GIVEN INSTRUCTION - Quote each line of the material verbatim, without the pictures.

RAW DATA -
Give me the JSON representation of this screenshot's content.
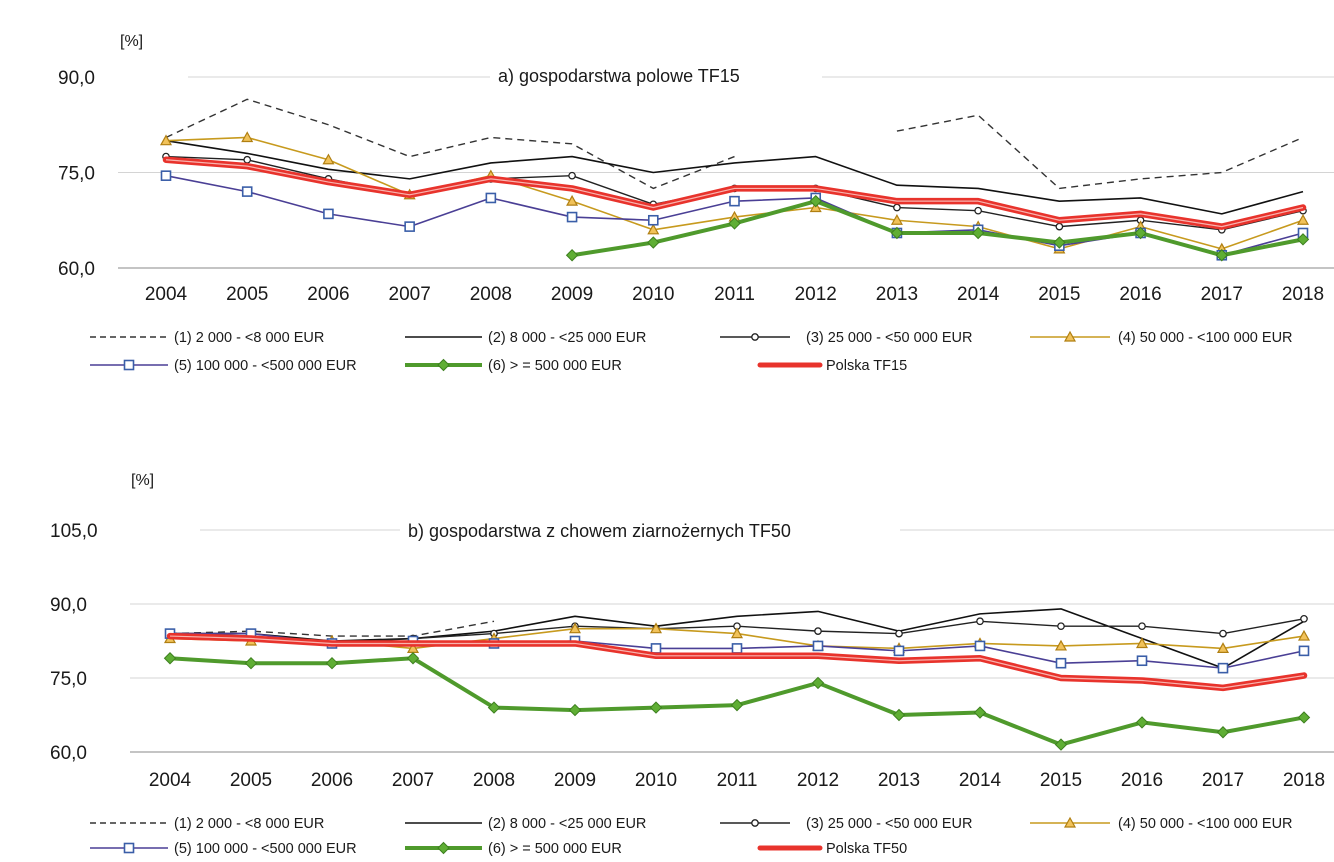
{
  "chart_data": [
    {
      "type": "line",
      "title": "a) gospodarstwa polowe TF15",
      "unit": "[%]",
      "x": [
        "2004",
        "2005",
        "2006",
        "2007",
        "2008",
        "2009",
        "2010",
        "2011",
        "2012",
        "2013",
        "2014",
        "2015",
        "2016",
        "2017",
        "2018"
      ],
      "yticks": [
        "90,0",
        "75,0",
        "60,0"
      ],
      "ylim": [
        60,
        90
      ],
      "grid": "horizontal",
      "series": [
        {
          "name": "(1) 2 000 - <8 000 EUR",
          "color": "#333333",
          "style": "dashed",
          "marker": "none",
          "values": [
            80.5,
            86.5,
            82.5,
            77.5,
            80.5,
            79.5,
            72.5,
            77.5,
            null,
            81.5,
            84.0,
            72.5,
            74.0,
            75.0,
            80.5
          ]
        },
        {
          "name": "(2) 8 000 - <25 000 EUR",
          "color": "#111111",
          "style": "solid",
          "marker": "none",
          "values": [
            80.0,
            78.0,
            75.5,
            74.0,
            76.5,
            77.5,
            75.0,
            76.5,
            77.5,
            73.0,
            72.5,
            70.5,
            71.0,
            68.5,
            72.0
          ]
        },
        {
          "name": "(3) 25 000 - <50 000 EUR",
          "color": "#222222",
          "style": "solid",
          "marker": "circle",
          "values": [
            77.5,
            77.0,
            74.0,
            71.5,
            74.0,
            74.5,
            70.0,
            72.5,
            72.5,
            69.5,
            69.0,
            66.5,
            67.5,
            66.0,
            69.0
          ]
        },
        {
          "name": "(4) 50 000 - <100 000 EUR",
          "color": "#c79a1e",
          "style": "solid",
          "marker": "triangle",
          "values": [
            80.0,
            80.5,
            77.0,
            71.5,
            74.5,
            70.5,
            66.0,
            68.0,
            69.5,
            67.5,
            66.5,
            63.0,
            66.5,
            63.0,
            67.5
          ]
        },
        {
          "name": "(5) 100 000 - <500 000 EUR",
          "color": "#4a3f95",
          "style": "solid",
          "marker": "square",
          "values": [
            74.5,
            72.0,
            68.5,
            66.5,
            71.0,
            68.0,
            67.5,
            70.5,
            71.0,
            65.5,
            66.0,
            63.5,
            65.5,
            62.0,
            65.5
          ]
        },
        {
          "name": "(6) > = 500 000 EUR",
          "color": "#4f9a2c",
          "style": "solid",
          "marker": "diamond",
          "values": [
            null,
            null,
            null,
            null,
            null,
            62.0,
            64.0,
            67.0,
            70.5,
            65.5,
            65.5,
            64.0,
            65.5,
            62.0,
            64.5
          ]
        },
        {
          "name": "Polska TF15",
          "color": "#e8332c",
          "style": "solid",
          "marker": "none",
          "values": [
            77.0,
            76.0,
            73.5,
            71.5,
            74.0,
            72.5,
            69.5,
            72.5,
            72.5,
            70.5,
            70.5,
            67.5,
            68.5,
            66.5,
            69.5
          ]
        }
      ]
    },
    {
      "type": "line",
      "title": "b) gospodarstwa z chowem ziarnożernych TF50",
      "unit": "[%]",
      "x": [
        "2004",
        "2005",
        "2006",
        "2007",
        "2008",
        "2009",
        "2010",
        "2011",
        "2012",
        "2013",
        "2014",
        "2015",
        "2016",
        "2017",
        "2018"
      ],
      "yticks": [
        "105,0",
        "90,0",
        "75,0",
        "60,0"
      ],
      "ylim": [
        60,
        105
      ],
      "grid": "horizontal",
      "series": [
        {
          "name": "(1) 2 000 - <8 000 EUR",
          "color": "#333333",
          "style": "dashed",
          "marker": "none",
          "values": [
            84.0,
            84.5,
            83.5,
            83.5,
            86.5,
            null,
            null,
            null,
            null,
            null,
            null,
            null,
            null,
            null,
            null
          ]
        },
        {
          "name": "(2) 8 000 - <25 000 EUR",
          "color": "#111111",
          "style": "solid",
          "marker": "none",
          "values": [
            84.0,
            84.0,
            82.5,
            83.0,
            84.5,
            87.5,
            85.5,
            87.5,
            88.5,
            84.5,
            88.0,
            89.0,
            83.0,
            77.0,
            86.5
          ]
        },
        {
          "name": "(3) 25 000 - <50 000 EUR",
          "color": "#222222",
          "style": "solid",
          "marker": "circle",
          "values": [
            84.0,
            83.5,
            82.0,
            83.0,
            84.0,
            85.5,
            85.0,
            85.5,
            84.5,
            84.0,
            86.5,
            85.5,
            85.5,
            84.0,
            87.0
          ]
        },
        {
          "name": "(4) 50 000 - <100 000 EUR",
          "color": "#c79a1e",
          "style": "solid",
          "marker": "triangle",
          "values": [
            83.0,
            82.5,
            82.5,
            81.0,
            83.0,
            85.0,
            85.0,
            84.0,
            81.5,
            81.0,
            82.0,
            81.5,
            82.0,
            81.0,
            83.5
          ]
        },
        {
          "name": "(5) 100 000 - <500 000 EUR",
          "color": "#4a3f95",
          "style": "solid",
          "marker": "square",
          "values": [
            84.0,
            84.0,
            82.0,
            82.5,
            82.0,
            82.5,
            81.0,
            81.0,
            81.5,
            80.5,
            81.5,
            78.0,
            78.5,
            77.0,
            80.5
          ]
        },
        {
          "name": "(6) > = 500 000 EUR",
          "color": "#4f9a2c",
          "style": "solid",
          "marker": "diamond",
          "values": [
            79.0,
            78.0,
            78.0,
            79.0,
            69.0,
            68.5,
            69.0,
            69.5,
            74.0,
            67.5,
            68.0,
            61.5,
            66.0,
            64.0,
            67.0
          ]
        },
        {
          "name": "Polska TF50",
          "color": "#e8332c",
          "style": "solid",
          "marker": "none",
          "values": [
            83.5,
            83.0,
            82.0,
            82.0,
            82.0,
            82.0,
            79.5,
            79.5,
            79.5,
            78.5,
            79.0,
            75.0,
            74.5,
            73.0,
            75.5
          ]
        }
      ]
    }
  ]
}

EXERCISE OUTPUT -
Give me the JSON representation of this screenshot's content.
{
  "chart_data": [
    {
      "type": "line",
      "title": "a) gospodarstwa polowe TF15",
      "unit": "[%]",
      "x": [
        "2004",
        "2005",
        "2006",
        "2007",
        "2008",
        "2009",
        "2010",
        "2011",
        "2012",
        "2013",
        "2014",
        "2015",
        "2016",
        "2017",
        "2018"
      ],
      "yticks": [
        "90,0",
        "75,0",
        "60,0"
      ],
      "ylim": [
        60,
        90
      ],
      "grid": "horizontal",
      "series": [
        {
          "name": "(1) 2 000 - <8 000 EUR",
          "color": "#333333",
          "style": "dashed",
          "marker": "none",
          "values": [
            80.5,
            86.5,
            82.5,
            77.5,
            80.5,
            79.5,
            72.5,
            77.5,
            null,
            81.5,
            84.0,
            72.5,
            74.0,
            75.0,
            80.5
          ]
        },
        {
          "name": "(2) 8 000 - <25 000 EUR",
          "color": "#111111",
          "style": "solid",
          "marker": "none",
          "values": [
            80.0,
            78.0,
            75.5,
            74.0,
            76.5,
            77.5,
            75.0,
            76.5,
            77.5,
            73.0,
            72.5,
            70.5,
            71.0,
            68.5,
            72.0
          ]
        },
        {
          "name": "(3) 25 000 - <50 000 EUR",
          "color": "#222222",
          "style": "solid",
          "marker": "circle",
          "values": [
            77.5,
            77.0,
            74.0,
            71.5,
            74.0,
            74.5,
            70.0,
            72.5,
            72.5,
            69.5,
            69.0,
            66.5,
            67.5,
            66.0,
            69.0
          ]
        },
        {
          "name": "(4) 50 000 - <100 000 EUR",
          "color": "#c79a1e",
          "style": "solid",
          "marker": "triangle",
          "values": [
            80.0,
            80.5,
            77.0,
            71.5,
            74.5,
            70.5,
            66.0,
            68.0,
            69.5,
            67.5,
            66.5,
            63.0,
            66.5,
            63.0,
            67.5
          ]
        },
        {
          "name": "(5) 100 000 - <500 000 EUR",
          "color": "#4a3f95",
          "style": "solid",
          "marker": "square",
          "values": [
            74.5,
            72.0,
            68.5,
            66.5,
            71.0,
            68.0,
            67.5,
            70.5,
            71.0,
            65.5,
            66.0,
            63.5,
            65.5,
            62.0,
            65.5
          ]
        },
        {
          "name": "(6) > = 500 000 EUR",
          "color": "#4f9a2c",
          "style": "solid",
          "marker": "diamond",
          "values": [
            null,
            null,
            null,
            null,
            null,
            62.0,
            64.0,
            67.0,
            70.5,
            65.5,
            65.5,
            64.0,
            65.5,
            62.0,
            64.5
          ]
        },
        {
          "name": "Polska TF15",
          "color": "#e8332c",
          "style": "solid",
          "marker": "none",
          "values": [
            77.0,
            76.0,
            73.5,
            71.5,
            74.0,
            72.5,
            69.5,
            72.5,
            72.5,
            70.5,
            70.5,
            67.5,
            68.5,
            66.5,
            69.5
          ]
        }
      ]
    },
    {
      "type": "line",
      "title": "b) gospodarstwa z chowem ziarnożernych TF50",
      "unit": "[%]",
      "x": [
        "2004",
        "2005",
        "2006",
        "2007",
        "2008",
        "2009",
        "2010",
        "2011",
        "2012",
        "2013",
        "2014",
        "2015",
        "2016",
        "2017",
        "2018"
      ],
      "yticks": [
        "105,0",
        "90,0",
        "75,0",
        "60,0"
      ],
      "ylim": [
        60,
        105
      ],
      "grid": "horizontal",
      "series": [
        {
          "name": "(1) 2 000 - <8 000 EUR",
          "color": "#333333",
          "style": "dashed",
          "marker": "none",
          "values": [
            84.0,
            84.5,
            83.5,
            83.5,
            86.5,
            null,
            null,
            null,
            null,
            null,
            null,
            null,
            null,
            null,
            null
          ]
        },
        {
          "name": "(2) 8 000 - <25 000 EUR",
          "color": "#111111",
          "style": "solid",
          "marker": "none",
          "values": [
            84.0,
            84.0,
            82.5,
            83.0,
            84.5,
            87.5,
            85.5,
            87.5,
            88.5,
            84.5,
            88.0,
            89.0,
            83.0,
            77.0,
            86.5
          ]
        },
        {
          "name": "(3) 25 000 - <50 000 EUR",
          "color": "#222222",
          "style": "solid",
          "marker": "circle",
          "values": [
            84.0,
            83.5,
            82.0,
            83.0,
            84.0,
            85.5,
            85.0,
            85.5,
            84.5,
            84.0,
            86.5,
            85.5,
            85.5,
            84.0,
            87.0
          ]
        },
        {
          "name": "(4) 50 000 - <100 000 EUR",
          "color": "#c79a1e",
          "style": "solid",
          "marker": "triangle",
          "values": [
            83.0,
            82.5,
            82.5,
            81.0,
            83.0,
            85.0,
            85.0,
            84.0,
            81.5,
            81.0,
            82.0,
            81.5,
            82.0,
            81.0,
            83.5
          ]
        },
        {
          "name": "(5) 100 000 - <500 000 EUR",
          "color": "#4a3f95",
          "style": "solid",
          "marker": "square",
          "values": [
            84.0,
            84.0,
            82.0,
            82.5,
            82.0,
            82.5,
            81.0,
            81.0,
            81.5,
            80.5,
            81.5,
            78.0,
            78.5,
            77.0,
            80.5
          ]
        },
        {
          "name": "(6) > = 500 000 EUR",
          "color": "#4f9a2c",
          "style": "solid",
          "marker": "diamond",
          "values": [
            79.0,
            78.0,
            78.0,
            79.0,
            69.0,
            68.5,
            69.0,
            69.5,
            74.0,
            67.5,
            68.0,
            61.5,
            66.0,
            64.0,
            67.0
          ]
        },
        {
          "name": "Polska TF50",
          "color": "#e8332c",
          "style": "solid",
          "marker": "none",
          "values": [
            83.5,
            83.0,
            82.0,
            82.0,
            82.0,
            82.0,
            79.5,
            79.5,
            79.5,
            78.5,
            79.0,
            75.0,
            74.5,
            73.0,
            75.5
          ]
        }
      ]
    }
  ]
}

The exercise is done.